** begin **
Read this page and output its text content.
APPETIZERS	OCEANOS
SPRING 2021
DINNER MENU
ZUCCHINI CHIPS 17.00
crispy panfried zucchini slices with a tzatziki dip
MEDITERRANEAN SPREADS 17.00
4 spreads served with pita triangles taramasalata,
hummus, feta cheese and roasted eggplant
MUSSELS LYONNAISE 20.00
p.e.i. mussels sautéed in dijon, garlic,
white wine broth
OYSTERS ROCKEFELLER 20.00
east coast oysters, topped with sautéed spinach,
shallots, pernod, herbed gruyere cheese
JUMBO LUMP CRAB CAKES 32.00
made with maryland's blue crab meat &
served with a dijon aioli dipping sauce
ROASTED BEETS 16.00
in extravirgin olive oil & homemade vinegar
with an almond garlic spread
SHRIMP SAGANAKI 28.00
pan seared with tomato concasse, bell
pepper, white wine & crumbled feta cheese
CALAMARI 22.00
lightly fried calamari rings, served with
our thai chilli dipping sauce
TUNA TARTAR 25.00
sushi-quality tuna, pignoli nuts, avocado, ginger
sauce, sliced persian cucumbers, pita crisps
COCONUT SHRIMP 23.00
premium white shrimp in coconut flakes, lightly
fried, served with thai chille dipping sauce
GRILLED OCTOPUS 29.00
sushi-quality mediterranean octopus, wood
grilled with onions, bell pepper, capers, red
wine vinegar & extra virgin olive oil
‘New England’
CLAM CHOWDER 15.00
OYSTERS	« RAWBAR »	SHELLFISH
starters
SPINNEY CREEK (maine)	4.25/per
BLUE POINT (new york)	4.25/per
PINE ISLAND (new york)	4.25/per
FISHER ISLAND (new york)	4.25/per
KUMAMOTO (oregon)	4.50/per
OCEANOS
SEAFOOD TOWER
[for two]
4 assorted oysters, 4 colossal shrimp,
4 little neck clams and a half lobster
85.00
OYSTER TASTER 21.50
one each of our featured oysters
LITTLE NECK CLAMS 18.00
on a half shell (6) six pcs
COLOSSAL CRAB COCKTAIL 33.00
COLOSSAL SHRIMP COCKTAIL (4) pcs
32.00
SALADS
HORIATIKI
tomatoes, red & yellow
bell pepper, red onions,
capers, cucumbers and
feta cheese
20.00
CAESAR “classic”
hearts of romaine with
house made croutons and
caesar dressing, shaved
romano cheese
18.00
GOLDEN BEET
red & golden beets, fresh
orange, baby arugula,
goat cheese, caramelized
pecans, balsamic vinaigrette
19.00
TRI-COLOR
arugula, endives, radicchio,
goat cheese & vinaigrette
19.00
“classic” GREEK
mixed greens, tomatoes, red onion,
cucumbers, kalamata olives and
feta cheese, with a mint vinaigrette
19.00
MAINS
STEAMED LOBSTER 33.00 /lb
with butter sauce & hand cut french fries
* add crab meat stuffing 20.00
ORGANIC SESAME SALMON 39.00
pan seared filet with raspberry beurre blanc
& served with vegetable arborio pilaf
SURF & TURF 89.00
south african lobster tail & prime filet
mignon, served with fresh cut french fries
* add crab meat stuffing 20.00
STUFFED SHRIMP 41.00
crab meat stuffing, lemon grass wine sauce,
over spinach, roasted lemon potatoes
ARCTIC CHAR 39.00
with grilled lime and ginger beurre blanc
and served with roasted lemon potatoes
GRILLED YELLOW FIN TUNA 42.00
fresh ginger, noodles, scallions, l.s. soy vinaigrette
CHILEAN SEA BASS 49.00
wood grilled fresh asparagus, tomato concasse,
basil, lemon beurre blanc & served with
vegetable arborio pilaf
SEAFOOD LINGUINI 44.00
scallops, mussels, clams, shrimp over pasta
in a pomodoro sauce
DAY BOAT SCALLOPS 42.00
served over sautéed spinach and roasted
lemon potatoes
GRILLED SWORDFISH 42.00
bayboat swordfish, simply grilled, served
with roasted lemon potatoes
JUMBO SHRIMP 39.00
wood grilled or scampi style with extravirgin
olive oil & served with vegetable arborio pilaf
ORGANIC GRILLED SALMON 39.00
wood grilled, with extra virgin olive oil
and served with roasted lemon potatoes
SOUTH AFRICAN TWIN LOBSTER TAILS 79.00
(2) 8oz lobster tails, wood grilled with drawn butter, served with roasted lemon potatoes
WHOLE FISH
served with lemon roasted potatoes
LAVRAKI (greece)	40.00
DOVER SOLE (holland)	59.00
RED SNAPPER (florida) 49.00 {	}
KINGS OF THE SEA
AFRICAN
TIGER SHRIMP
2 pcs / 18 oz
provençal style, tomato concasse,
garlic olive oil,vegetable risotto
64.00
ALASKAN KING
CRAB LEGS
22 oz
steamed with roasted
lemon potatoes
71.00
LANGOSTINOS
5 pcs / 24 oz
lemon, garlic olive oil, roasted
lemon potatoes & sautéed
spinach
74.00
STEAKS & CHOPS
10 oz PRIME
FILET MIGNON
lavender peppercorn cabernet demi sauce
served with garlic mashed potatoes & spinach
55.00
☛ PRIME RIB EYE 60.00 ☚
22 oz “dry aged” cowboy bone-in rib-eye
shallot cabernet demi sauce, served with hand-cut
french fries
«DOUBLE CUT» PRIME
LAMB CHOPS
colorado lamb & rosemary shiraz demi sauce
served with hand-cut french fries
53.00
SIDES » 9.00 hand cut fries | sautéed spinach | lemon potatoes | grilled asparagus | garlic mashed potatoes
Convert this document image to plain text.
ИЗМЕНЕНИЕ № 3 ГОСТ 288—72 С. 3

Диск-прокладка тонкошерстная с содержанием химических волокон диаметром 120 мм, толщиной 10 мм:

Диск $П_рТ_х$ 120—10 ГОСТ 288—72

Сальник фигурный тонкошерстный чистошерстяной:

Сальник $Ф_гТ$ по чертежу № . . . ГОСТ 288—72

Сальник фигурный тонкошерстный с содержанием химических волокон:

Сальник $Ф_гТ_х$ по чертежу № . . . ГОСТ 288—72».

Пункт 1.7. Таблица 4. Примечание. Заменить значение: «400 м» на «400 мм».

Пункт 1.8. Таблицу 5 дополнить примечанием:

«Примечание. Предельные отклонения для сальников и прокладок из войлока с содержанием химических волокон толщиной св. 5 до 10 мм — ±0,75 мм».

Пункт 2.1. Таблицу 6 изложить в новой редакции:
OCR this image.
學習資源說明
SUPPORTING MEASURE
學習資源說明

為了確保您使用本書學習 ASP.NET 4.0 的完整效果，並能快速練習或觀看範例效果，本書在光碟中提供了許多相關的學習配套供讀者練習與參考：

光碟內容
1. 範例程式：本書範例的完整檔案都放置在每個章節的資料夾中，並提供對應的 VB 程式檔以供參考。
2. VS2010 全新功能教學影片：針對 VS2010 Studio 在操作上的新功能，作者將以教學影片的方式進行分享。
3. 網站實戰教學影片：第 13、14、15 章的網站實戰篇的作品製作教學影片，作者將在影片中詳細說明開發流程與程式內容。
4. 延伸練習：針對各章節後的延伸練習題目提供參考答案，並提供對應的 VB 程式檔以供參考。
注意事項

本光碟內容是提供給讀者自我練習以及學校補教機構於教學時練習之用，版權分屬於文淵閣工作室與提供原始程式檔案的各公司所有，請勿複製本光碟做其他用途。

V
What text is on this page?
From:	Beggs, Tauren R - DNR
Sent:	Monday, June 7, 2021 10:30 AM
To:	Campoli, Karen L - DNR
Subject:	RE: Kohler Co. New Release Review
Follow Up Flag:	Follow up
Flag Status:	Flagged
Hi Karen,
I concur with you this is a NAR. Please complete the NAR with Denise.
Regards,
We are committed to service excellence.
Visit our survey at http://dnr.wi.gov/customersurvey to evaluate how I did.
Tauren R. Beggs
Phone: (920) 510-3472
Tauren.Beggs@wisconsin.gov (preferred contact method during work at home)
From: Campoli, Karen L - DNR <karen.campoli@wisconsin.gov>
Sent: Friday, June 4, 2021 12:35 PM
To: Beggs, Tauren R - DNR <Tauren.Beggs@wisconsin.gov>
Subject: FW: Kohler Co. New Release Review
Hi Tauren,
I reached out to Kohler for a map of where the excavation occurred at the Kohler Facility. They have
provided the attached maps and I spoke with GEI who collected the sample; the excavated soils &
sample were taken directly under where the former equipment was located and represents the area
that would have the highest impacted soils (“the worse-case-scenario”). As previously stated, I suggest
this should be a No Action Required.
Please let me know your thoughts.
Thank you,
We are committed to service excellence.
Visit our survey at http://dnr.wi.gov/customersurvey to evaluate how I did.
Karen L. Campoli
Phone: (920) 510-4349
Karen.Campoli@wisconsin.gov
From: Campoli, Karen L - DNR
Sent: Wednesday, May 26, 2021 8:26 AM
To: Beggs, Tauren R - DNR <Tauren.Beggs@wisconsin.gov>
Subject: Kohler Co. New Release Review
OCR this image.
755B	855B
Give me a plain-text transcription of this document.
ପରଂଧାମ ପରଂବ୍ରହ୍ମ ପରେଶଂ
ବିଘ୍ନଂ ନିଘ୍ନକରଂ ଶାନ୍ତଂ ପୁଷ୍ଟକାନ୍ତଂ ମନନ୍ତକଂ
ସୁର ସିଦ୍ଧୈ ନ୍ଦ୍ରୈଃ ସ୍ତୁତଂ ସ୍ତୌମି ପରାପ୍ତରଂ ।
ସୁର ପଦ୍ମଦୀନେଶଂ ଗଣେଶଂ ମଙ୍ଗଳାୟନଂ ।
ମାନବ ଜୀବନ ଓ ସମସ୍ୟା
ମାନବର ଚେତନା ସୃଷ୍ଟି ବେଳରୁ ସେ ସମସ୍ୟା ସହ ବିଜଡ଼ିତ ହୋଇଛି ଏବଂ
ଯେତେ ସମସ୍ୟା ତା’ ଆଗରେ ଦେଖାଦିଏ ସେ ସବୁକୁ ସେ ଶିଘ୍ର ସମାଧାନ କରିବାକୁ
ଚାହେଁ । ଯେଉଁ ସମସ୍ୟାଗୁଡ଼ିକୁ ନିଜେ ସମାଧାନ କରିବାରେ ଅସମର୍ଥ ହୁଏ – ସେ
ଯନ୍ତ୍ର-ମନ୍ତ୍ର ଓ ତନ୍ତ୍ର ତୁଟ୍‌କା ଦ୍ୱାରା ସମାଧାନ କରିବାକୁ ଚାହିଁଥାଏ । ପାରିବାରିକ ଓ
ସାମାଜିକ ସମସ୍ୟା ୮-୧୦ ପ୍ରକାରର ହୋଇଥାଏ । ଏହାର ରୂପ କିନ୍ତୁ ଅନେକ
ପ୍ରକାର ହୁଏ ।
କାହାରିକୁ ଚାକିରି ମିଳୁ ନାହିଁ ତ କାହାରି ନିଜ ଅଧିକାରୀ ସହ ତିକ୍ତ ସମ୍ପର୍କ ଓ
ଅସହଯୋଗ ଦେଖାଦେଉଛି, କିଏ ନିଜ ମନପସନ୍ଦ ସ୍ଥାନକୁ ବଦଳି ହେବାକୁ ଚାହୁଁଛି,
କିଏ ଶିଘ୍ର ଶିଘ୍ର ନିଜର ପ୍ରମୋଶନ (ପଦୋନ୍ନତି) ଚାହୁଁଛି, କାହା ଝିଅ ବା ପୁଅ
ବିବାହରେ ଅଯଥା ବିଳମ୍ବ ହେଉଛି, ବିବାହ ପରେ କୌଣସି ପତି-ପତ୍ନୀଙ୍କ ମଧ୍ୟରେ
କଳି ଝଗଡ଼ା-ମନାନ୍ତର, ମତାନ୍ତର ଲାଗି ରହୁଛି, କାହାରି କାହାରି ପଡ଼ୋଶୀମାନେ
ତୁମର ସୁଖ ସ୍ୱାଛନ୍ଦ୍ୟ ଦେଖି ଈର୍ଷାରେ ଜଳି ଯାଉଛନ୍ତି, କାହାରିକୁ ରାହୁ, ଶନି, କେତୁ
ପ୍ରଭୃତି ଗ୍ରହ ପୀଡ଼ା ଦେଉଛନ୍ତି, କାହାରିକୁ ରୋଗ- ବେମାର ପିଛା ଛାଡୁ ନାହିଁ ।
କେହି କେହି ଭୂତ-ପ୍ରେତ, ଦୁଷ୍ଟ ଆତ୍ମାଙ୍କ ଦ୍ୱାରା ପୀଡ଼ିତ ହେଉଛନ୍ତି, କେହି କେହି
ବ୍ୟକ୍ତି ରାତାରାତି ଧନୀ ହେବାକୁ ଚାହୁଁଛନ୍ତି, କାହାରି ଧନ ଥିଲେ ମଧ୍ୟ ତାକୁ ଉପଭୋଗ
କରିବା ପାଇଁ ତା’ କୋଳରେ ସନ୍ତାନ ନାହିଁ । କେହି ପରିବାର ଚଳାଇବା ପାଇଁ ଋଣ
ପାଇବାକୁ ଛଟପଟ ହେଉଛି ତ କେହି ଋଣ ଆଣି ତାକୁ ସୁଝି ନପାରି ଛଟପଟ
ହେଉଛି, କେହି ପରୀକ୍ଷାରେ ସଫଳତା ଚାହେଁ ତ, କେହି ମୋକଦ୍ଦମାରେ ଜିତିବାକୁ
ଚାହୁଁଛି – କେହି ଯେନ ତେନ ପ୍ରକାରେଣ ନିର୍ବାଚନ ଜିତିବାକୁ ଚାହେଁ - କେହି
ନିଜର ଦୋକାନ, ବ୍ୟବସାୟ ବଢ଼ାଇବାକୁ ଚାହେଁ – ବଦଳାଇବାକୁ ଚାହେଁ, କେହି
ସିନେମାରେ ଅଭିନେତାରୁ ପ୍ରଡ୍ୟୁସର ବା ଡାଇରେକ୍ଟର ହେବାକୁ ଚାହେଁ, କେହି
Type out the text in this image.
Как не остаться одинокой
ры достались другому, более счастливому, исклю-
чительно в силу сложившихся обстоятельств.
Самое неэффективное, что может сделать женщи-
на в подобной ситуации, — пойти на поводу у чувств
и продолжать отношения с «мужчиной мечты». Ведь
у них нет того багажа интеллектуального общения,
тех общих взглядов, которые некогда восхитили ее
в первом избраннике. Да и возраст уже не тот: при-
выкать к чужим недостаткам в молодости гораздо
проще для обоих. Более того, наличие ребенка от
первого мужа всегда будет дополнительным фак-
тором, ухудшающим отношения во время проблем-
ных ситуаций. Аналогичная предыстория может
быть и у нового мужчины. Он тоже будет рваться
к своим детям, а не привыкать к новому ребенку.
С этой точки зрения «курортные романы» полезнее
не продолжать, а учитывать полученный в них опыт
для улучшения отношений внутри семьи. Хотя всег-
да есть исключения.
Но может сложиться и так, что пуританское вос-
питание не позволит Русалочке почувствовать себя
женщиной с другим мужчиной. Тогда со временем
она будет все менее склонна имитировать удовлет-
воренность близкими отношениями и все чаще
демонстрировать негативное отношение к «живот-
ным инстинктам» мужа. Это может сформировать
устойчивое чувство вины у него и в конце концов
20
** end **
• REQUIRED TASK
Using the records above, copy each line that contains "this".

• REPLY
Read this page and output its text content.
Convert this document image to plain text.
OCR this image.
What text is on this page?
I concur with you this is a NAR. Please complete the NAR with Denise.
this should be a No Action Required.
OCR this image.
Give me a plain-text transcription of this document.
Type out the text in this image.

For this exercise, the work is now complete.